— START Raw records —

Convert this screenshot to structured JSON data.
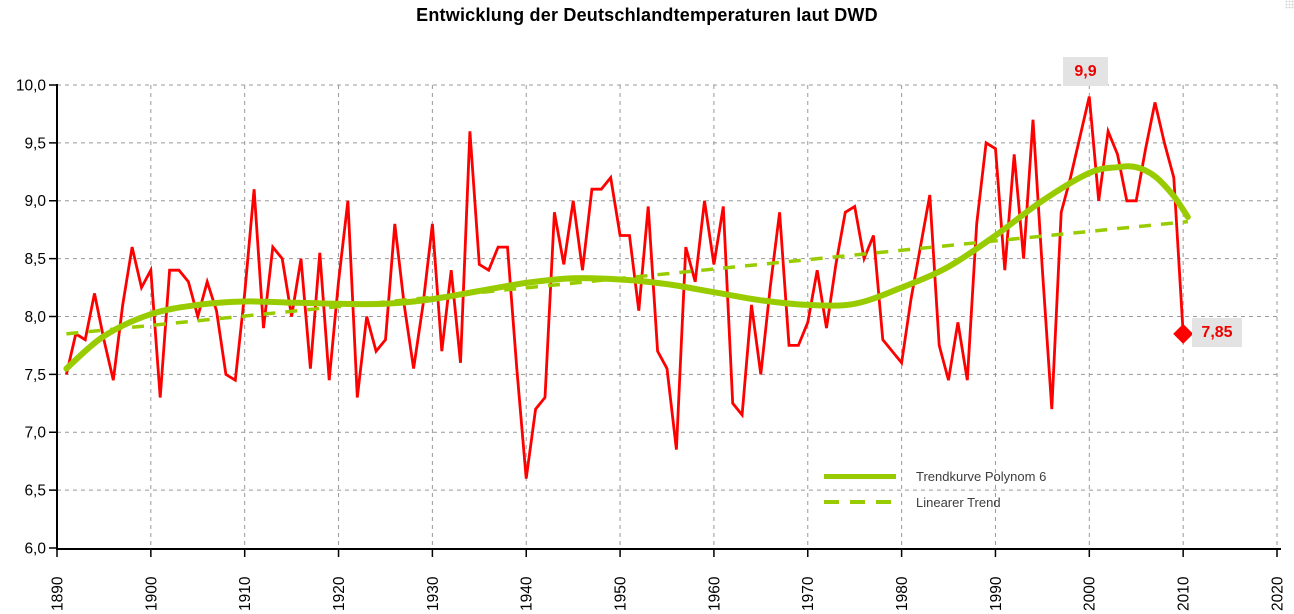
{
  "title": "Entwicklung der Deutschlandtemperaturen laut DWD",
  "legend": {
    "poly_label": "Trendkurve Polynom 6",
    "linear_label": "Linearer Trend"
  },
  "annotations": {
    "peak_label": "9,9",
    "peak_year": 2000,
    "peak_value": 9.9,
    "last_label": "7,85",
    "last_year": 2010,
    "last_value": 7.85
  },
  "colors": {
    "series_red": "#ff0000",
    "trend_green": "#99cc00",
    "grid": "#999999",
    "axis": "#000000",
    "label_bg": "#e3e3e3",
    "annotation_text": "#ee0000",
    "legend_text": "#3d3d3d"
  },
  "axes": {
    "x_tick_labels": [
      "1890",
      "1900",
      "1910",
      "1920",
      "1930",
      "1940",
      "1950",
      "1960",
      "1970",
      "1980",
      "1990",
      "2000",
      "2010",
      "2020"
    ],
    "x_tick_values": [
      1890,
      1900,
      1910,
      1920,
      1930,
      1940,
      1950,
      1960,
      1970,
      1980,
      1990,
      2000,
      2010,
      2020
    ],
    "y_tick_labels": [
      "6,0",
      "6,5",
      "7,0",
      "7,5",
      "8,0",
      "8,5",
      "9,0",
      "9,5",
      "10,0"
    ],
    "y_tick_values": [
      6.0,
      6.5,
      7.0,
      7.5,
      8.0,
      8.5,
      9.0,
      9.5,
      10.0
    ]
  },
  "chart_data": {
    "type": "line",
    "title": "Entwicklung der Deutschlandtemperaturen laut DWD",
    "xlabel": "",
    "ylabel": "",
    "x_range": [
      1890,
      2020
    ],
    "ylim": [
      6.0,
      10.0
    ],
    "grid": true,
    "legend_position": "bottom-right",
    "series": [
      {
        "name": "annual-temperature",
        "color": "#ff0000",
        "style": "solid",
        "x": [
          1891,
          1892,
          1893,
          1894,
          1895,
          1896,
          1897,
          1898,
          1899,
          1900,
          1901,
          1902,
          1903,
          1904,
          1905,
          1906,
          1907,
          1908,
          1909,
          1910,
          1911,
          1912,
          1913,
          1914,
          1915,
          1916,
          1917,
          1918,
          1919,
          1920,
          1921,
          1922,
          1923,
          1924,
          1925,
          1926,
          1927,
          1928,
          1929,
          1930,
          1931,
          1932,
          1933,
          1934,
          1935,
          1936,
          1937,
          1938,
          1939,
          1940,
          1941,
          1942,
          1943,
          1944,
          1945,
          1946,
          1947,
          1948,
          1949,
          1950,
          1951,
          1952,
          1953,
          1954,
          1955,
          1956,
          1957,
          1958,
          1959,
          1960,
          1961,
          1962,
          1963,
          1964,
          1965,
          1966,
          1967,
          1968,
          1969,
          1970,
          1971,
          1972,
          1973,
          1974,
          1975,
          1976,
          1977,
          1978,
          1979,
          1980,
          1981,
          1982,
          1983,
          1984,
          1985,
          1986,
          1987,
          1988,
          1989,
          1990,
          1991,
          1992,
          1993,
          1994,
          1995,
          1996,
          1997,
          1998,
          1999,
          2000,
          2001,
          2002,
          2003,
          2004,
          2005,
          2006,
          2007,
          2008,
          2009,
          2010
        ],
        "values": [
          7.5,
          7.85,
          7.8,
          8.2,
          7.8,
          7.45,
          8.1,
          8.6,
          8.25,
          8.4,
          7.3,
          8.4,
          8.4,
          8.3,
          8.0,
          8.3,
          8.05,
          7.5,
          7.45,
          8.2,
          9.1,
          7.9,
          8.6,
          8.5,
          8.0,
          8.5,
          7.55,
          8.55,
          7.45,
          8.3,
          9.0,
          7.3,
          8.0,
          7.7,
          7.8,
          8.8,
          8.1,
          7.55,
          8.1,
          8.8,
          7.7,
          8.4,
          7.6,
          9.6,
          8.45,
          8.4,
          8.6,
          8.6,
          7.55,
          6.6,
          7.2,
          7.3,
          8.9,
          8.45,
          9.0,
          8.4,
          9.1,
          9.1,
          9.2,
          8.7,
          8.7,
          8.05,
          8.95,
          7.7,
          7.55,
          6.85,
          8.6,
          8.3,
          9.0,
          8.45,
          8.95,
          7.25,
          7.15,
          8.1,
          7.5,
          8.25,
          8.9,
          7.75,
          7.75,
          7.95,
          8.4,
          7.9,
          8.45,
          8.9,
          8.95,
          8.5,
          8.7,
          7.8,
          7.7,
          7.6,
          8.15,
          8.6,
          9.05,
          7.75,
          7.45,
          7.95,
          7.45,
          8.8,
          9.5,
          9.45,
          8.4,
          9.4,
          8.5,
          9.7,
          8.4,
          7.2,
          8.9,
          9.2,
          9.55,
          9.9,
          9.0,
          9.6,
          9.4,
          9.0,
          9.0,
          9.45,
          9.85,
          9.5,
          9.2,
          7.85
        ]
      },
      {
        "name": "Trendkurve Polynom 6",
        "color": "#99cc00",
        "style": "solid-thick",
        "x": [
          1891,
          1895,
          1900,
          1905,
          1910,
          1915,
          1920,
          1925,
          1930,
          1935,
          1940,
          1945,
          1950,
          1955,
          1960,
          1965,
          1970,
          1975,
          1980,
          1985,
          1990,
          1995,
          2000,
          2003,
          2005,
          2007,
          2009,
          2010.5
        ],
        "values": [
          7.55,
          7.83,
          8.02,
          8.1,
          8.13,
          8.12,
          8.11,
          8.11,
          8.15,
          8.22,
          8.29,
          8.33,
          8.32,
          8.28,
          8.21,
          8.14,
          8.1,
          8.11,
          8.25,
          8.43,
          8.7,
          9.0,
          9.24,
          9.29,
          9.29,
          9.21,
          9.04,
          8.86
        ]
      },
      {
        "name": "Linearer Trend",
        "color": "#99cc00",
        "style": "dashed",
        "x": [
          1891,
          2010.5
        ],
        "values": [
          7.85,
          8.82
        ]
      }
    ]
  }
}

— END Raw records —

▸ **Directions**: Please set down each line of the data above exactly as written, without the pictures.

▸ **Full response**:
Convert this screenshot to structured JSON data.
{
  "title": "Entwicklung der Deutschlandtemperaturen laut DWD",
  "legend": {
    "poly_label": "Trendkurve Polynom 6",
    "linear_label": "Linearer Trend"
  },
  "annotations": {
    "peak_label": "9,9",
    "peak_year": 2000,
    "peak_value": 9.9,
    "last_label": "7,85",
    "last_year": 2010,
    "last_value": 7.85
  },
  "colors": {
    "series_red": "#ff0000",
    "trend_green": "#99cc00",
    "grid": "#999999",
    "axis": "#000000",
    "label_bg": "#e3e3e3",
    "annotation_text": "#ee0000",
    "legend_text": "#3d3d3d"
  },
  "axes": {
    "x_tick_labels": [
      "1890",
      "1900",
      "1910",
      "1920",
      "1930",
      "1940",
      "1950",
      "1960",
      "1970",
      "1980",
      "1990",
      "2000",
      "2010",
      "2020"
    ],
    "x_tick_values": [
      1890,
      1900,
      1910,
      1920,
      1930,
      1940,
      1950,
      1960,
      1970,
      1980,
      1990,
      2000,
      2010,
      2020
    ],
    "y_tick_labels": [
      "6,0",
      "6,5",
      "7,0",
      "7,5",
      "8,0",
      "8,5",
      "9,0",
      "9,5",
      "10,0"
    ],
    "y_tick_values": [
      6.0,
      6.5,
      7.0,
      7.5,
      8.0,
      8.5,
      9.0,
      9.5,
      10.0
    ]
  },
  "chart_data": {
    "type": "line",
    "title": "Entwicklung der Deutschlandtemperaturen laut DWD",
    "xlabel": "",
    "ylabel": "",
    "x_range": [
      1890,
      2020
    ],
    "ylim": [
      6.0,
      10.0
    ],
    "grid": true,
    "legend_position": "bottom-right",
    "series": [
      {
        "name": "annual-temperature",
        "color": "#ff0000",
        "style": "solid",
        "x": [
          1891,
          1892,
          1893,
          1894,
          1895,
          1896,
          1897,
          1898,
          1899,
          1900,
          1901,
          1902,
          1903,
          1904,
          1905,
          1906,
          1907,
          1908,
          1909,
          1910,
          1911,
          1912,
          1913,
          1914,
          1915,
          1916,
          1917,
          1918,
          1919,
          1920,
          1921,
          1922,
          1923,
          1924,
          1925,
          1926,
          1927,
          1928,
          1929,
          1930,
          1931,
          1932,
          1933,
          1934,
          1935,
          1936,
          1937,
          1938,
          1939,
          1940,
          1941,
          1942,
          1943,
          1944,
          1945,
          1946,
          1947,
          1948,
          1949,
          1950,
          1951,
          1952,
          1953,
          1954,
          1955,
          1956,
          1957,
          1958,
          1959,
          1960,
          1961,
          1962,
          1963,
          1964,
          1965,
          1966,
          1967,
          1968,
          1969,
          1970,
          1971,
          1972,
          1973,
          1974,
          1975,
          1976,
          1977,
          1978,
          1979,
          1980,
          1981,
          1982,
          1983,
          1984,
          1985,
          1986,
          1987,
          1988,
          1989,
          1990,
          1991,
          1992,
          1993,
          1994,
          1995,
          1996,
          1997,
          1998,
          1999,
          2000,
          2001,
          2002,
          2003,
          2004,
          2005,
          2006,
          2007,
          2008,
          2009,
          2010
        ],
        "values": [
          7.5,
          7.85,
          7.8,
          8.2,
          7.8,
          7.45,
          8.1,
          8.6,
          8.25,
          8.4,
          7.3,
          8.4,
          8.4,
          8.3,
          8.0,
          8.3,
          8.05,
          7.5,
          7.45,
          8.2,
          9.1,
          7.9,
          8.6,
          8.5,
          8.0,
          8.5,
          7.55,
          8.55,
          7.45,
          8.3,
          9.0,
          7.3,
          8.0,
          7.7,
          7.8,
          8.8,
          8.1,
          7.55,
          8.1,
          8.8,
          7.7,
          8.4,
          7.6,
          9.6,
          8.45,
          8.4,
          8.6,
          8.6,
          7.55,
          6.6,
          7.2,
          7.3,
          8.9,
          8.45,
          9.0,
          8.4,
          9.1,
          9.1,
          9.2,
          8.7,
          8.7,
          8.05,
          8.95,
          7.7,
          7.55,
          6.85,
          8.6,
          8.3,
          9.0,
          8.45,
          8.95,
          7.25,
          7.15,
          8.1,
          7.5,
          8.25,
          8.9,
          7.75,
          7.75,
          7.95,
          8.4,
          7.9,
          8.45,
          8.9,
          8.95,
          8.5,
          8.7,
          7.8,
          7.7,
          7.6,
          8.15,
          8.6,
          9.05,
          7.75,
          7.45,
          7.95,
          7.45,
          8.8,
          9.5,
          9.45,
          8.4,
          9.4,
          8.5,
          9.7,
          8.4,
          7.2,
          8.9,
          9.2,
          9.55,
          9.9,
          9.0,
          9.6,
          9.4,
          9.0,
          9.0,
          9.45,
          9.85,
          9.5,
          9.2,
          7.85
        ]
      },
      {
        "name": "Trendkurve Polynom 6",
        "color": "#99cc00",
        "style": "solid-thick",
        "x": [
          1891,
          1895,
          1900,
          1905,
          1910,
          1915,
          1920,
          1925,
          1930,
          1935,
          1940,
          1945,
          1950,
          1955,
          1960,
          1965,
          1970,
          1975,
          1980,
          1985,
          1990,
          1995,
          2000,
          2003,
          2005,
          2007,
          2009,
          2010.5
        ],
        "values": [
          7.55,
          7.83,
          8.02,
          8.1,
          8.13,
          8.12,
          8.11,
          8.11,
          8.15,
          8.22,
          8.29,
          8.33,
          8.32,
          8.28,
          8.21,
          8.14,
          8.1,
          8.11,
          8.25,
          8.43,
          8.7,
          9.0,
          9.24,
          9.29,
          9.29,
          9.21,
          9.04,
          8.86
        ]
      },
      {
        "name": "Linearer Trend",
        "color": "#99cc00",
        "style": "dashed",
        "x": [
          1891,
          2010.5
        ],
        "values": [
          7.85,
          8.82
        ]
      }
    ]
  }
}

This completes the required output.